## TASK OBJECTIVE
Leave out the pictures and repeat the rest of the material exactly.

#### LISTING

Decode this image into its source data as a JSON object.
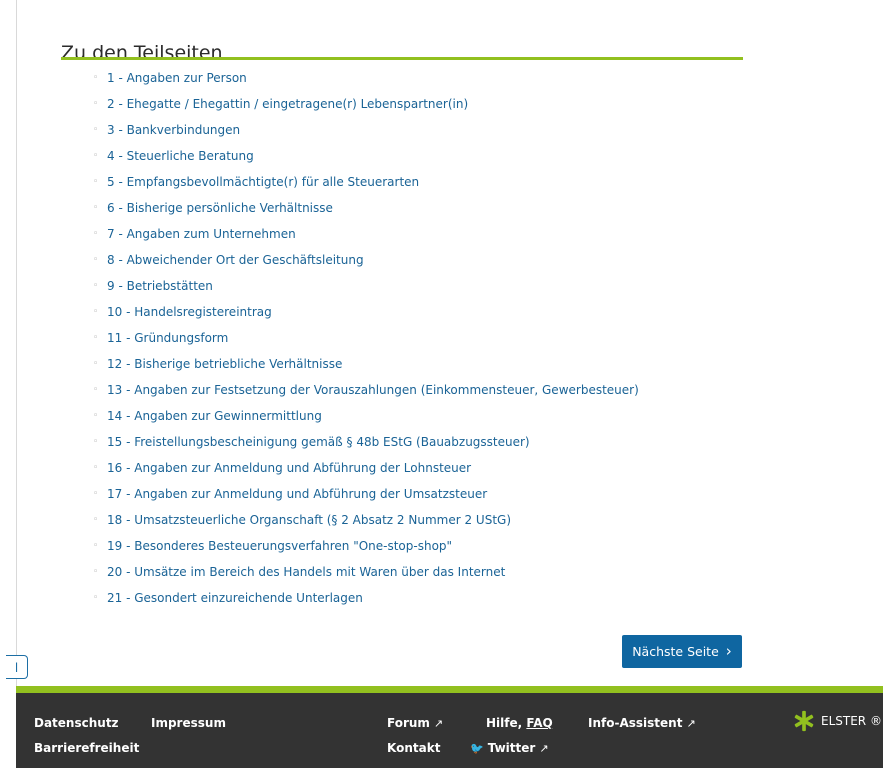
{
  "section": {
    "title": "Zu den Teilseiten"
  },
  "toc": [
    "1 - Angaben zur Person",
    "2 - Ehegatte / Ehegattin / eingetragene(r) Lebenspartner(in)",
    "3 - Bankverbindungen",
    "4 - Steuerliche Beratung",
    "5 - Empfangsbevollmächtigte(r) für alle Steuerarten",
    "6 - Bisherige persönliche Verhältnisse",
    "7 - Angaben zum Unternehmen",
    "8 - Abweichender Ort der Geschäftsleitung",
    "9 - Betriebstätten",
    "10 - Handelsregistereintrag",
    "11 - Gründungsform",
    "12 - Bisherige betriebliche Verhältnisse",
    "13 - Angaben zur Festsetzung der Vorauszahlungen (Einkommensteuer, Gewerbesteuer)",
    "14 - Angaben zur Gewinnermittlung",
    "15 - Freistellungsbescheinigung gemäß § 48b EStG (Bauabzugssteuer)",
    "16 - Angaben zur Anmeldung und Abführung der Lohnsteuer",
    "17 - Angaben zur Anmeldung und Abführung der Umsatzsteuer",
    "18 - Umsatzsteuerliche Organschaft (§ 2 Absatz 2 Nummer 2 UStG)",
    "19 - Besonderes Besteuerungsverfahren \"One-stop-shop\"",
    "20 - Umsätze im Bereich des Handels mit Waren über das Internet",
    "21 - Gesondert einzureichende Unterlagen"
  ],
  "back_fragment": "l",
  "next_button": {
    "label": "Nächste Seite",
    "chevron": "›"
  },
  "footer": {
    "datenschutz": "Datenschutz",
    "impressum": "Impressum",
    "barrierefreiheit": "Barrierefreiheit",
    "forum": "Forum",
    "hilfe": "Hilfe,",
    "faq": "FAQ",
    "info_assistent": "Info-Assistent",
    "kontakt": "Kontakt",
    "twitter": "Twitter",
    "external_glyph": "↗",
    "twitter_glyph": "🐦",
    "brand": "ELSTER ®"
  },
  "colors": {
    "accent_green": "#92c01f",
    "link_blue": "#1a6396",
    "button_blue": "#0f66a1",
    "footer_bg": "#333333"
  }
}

########

## TASK ANSWER
Decode this image into its source data as a JSON object.
{
  "section": {
    "title": "Zu den Teilseiten"
  },
  "toc": [
    "1 - Angaben zur Person",
    "2 - Ehegatte / Ehegattin / eingetragene(r) Lebenspartner(in)",
    "3 - Bankverbindungen",
    "4 - Steuerliche Beratung",
    "5 - Empfangsbevollmächtigte(r) für alle Steuerarten",
    "6 - Bisherige persönliche Verhältnisse",
    "7 - Angaben zum Unternehmen",
    "8 - Abweichender Ort der Geschäftsleitung",
    "9 - Betriebstätten",
    "10 - Handelsregistereintrag",
    "11 - Gründungsform",
    "12 - Bisherige betriebliche Verhältnisse",
    "13 - Angaben zur Festsetzung der Vorauszahlungen (Einkommensteuer, Gewerbesteuer)",
    "14 - Angaben zur Gewinnermittlung",
    "15 - Freistellungsbescheinigung gemäß § 48b EStG (Bauabzugssteuer)",
    "16 - Angaben zur Anmeldung und Abführung der Lohnsteuer",
    "17 - Angaben zur Anmeldung und Abführung der Umsatzsteuer",
    "18 - Umsatzsteuerliche Organschaft (§ 2 Absatz 2 Nummer 2 UStG)",
    "19 - Besonderes Besteuerungsverfahren \"One-stop-shop\"",
    "20 - Umsätze im Bereich des Handels mit Waren über das Internet",
    "21 - Gesondert einzureichende Unterlagen"
  ],
  "back_fragment": "l",
  "next_button": {
    "label": "Nächste Seite",
    "chevron": "›"
  },
  "footer": {
    "datenschutz": "Datenschutz",
    "impressum": "Impressum",
    "barrierefreiheit": "Barrierefreiheit",
    "forum": "Forum",
    "hilfe": "Hilfe,",
    "faq": "FAQ",
    "info_assistent": "Info-Assistent",
    "kontakt": "Kontakt",
    "twitter": "Twitter",
    "external_glyph": "↗",
    "twitter_glyph": "🐦",
    "brand": "ELSTER ®"
  },
  "colors": {
    "accent_green": "#92c01f",
    "link_blue": "#1a6396",
    "button_blue": "#0f66a1",
    "footer_bg": "#333333"
  }
}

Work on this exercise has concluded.